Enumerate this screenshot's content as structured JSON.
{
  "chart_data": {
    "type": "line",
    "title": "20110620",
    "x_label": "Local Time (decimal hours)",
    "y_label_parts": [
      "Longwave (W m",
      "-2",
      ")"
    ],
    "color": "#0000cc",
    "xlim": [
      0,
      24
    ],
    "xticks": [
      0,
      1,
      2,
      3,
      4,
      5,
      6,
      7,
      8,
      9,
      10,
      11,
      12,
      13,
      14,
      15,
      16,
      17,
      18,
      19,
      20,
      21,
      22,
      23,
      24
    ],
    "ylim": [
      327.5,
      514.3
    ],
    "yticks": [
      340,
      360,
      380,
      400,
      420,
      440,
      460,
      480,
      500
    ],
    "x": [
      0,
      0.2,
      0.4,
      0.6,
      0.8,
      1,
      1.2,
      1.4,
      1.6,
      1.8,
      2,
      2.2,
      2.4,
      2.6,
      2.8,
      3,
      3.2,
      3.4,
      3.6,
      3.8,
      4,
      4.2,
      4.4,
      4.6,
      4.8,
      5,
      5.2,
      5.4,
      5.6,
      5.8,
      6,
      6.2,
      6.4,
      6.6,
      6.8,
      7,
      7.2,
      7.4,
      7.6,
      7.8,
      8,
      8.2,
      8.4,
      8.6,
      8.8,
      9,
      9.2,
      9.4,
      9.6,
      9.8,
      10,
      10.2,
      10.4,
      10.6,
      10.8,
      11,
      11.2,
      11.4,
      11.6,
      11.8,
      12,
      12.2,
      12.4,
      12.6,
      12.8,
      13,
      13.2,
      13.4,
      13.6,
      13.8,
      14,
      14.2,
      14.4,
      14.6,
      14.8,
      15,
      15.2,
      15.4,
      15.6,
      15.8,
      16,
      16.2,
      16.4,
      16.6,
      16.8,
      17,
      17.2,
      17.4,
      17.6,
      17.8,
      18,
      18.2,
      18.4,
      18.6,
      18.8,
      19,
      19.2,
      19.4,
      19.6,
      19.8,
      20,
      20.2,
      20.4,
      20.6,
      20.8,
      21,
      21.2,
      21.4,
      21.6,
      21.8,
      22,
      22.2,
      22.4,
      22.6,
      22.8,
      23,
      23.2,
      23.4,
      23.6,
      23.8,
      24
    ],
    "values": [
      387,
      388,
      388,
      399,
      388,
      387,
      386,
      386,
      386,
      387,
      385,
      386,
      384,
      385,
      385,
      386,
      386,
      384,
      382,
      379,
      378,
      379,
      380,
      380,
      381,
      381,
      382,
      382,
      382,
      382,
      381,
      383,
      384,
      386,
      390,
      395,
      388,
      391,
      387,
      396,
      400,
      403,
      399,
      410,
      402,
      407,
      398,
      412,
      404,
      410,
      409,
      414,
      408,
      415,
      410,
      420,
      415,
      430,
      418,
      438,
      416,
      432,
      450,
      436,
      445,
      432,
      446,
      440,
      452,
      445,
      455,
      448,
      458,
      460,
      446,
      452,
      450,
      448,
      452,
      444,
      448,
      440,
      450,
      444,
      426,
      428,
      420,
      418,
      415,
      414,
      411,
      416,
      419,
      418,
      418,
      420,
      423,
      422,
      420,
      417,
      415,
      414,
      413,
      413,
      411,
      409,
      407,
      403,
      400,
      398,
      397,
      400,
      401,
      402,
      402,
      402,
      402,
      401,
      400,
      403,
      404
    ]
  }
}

### EXERCISE BRIEF
Nothing in the data may differ; print all of it exactly as written.

### ANSWER
Enumerate this screenshot's content as structured JSON.
{
  "chart_data": {
    "type": "line",
    "title": "20110620",
    "x_label": "Local Time (decimal hours)",
    "y_label_parts": [
      "Longwave (W m",
      "-2",
      ")"
    ],
    "color": "#0000cc",
    "xlim": [
      0,
      24
    ],
    "xticks": [
      0,
      1,
      2,
      3,
      4,
      5,
      6,
      7,
      8,
      9,
      10,
      11,
      12,
      13,
      14,
      15,
      16,
      17,
      18,
      19,
      20,
      21,
      22,
      23,
      24
    ],
    "ylim": [
      327.5,
      514.3
    ],
    "yticks": [
      340,
      360,
      380,
      400,
      420,
      440,
      460,
      480,
      500
    ],
    "x": [
      0,
      0.2,
      0.4,
      0.6,
      0.8,
      1,
      1.2,
      1.4,
      1.6,
      1.8,
      2,
      2.2,
      2.4,
      2.6,
      2.8,
      3,
      3.2,
      3.4,
      3.6,
      3.8,
      4,
      4.2,
      4.4,
      4.6,
      4.8,
      5,
      5.2,
      5.4,
      5.6,
      5.8,
      6,
      6.2,
      6.4,
      6.6,
      6.8,
      7,
      7.2,
      7.4,
      7.6,
      7.8,
      8,
      8.2,
      8.4,
      8.6,
      8.8,
      9,
      9.2,
      9.4,
      9.6,
      9.8,
      10,
      10.2,
      10.4,
      10.6,
      10.8,
      11,
      11.2,
      11.4,
      11.6,
      11.8,
      12,
      12.2,
      12.4,
      12.6,
      12.8,
      13,
      13.2,
      13.4,
      13.6,
      13.8,
      14,
      14.2,
      14.4,
      14.6,
      14.8,
      15,
      15.2,
      15.4,
      15.6,
      15.8,
      16,
      16.2,
      16.4,
      16.6,
      16.8,
      17,
      17.2,
      17.4,
      17.6,
      17.8,
      18,
      18.2,
      18.4,
      18.6,
      18.8,
      19,
      19.2,
      19.4,
      19.6,
      19.8,
      20,
      20.2,
      20.4,
      20.6,
      20.8,
      21,
      21.2,
      21.4,
      21.6,
      21.8,
      22,
      22.2,
      22.4,
      22.6,
      22.8,
      23,
      23.2,
      23.4,
      23.6,
      23.8,
      24
    ],
    "values": [
      387,
      388,
      388,
      399,
      388,
      387,
      386,
      386,
      386,
      387,
      385,
      386,
      384,
      385,
      385,
      386,
      386,
      384,
      382,
      379,
      378,
      379,
      380,
      380,
      381,
      381,
      382,
      382,
      382,
      382,
      381,
      383,
      384,
      386,
      390,
      395,
      388,
      391,
      387,
      396,
      400,
      403,
      399,
      410,
      402,
      407,
      398,
      412,
      404,
      410,
      409,
      414,
      408,
      415,
      410,
      420,
      415,
      430,
      418,
      438,
      416,
      432,
      450,
      436,
      445,
      432,
      446,
      440,
      452,
      445,
      455,
      448,
      458,
      460,
      446,
      452,
      450,
      448,
      452,
      444,
      448,
      440,
      450,
      444,
      426,
      428,
      420,
      418,
      415,
      414,
      411,
      416,
      419,
      418,
      418,
      420,
      423,
      422,
      420,
      417,
      415,
      414,
      413,
      413,
      411,
      409,
      407,
      403,
      400,
      398,
      397,
      400,
      401,
      402,
      402,
      402,
      402,
      401,
      400,
      403,
      404
    ]
  }
}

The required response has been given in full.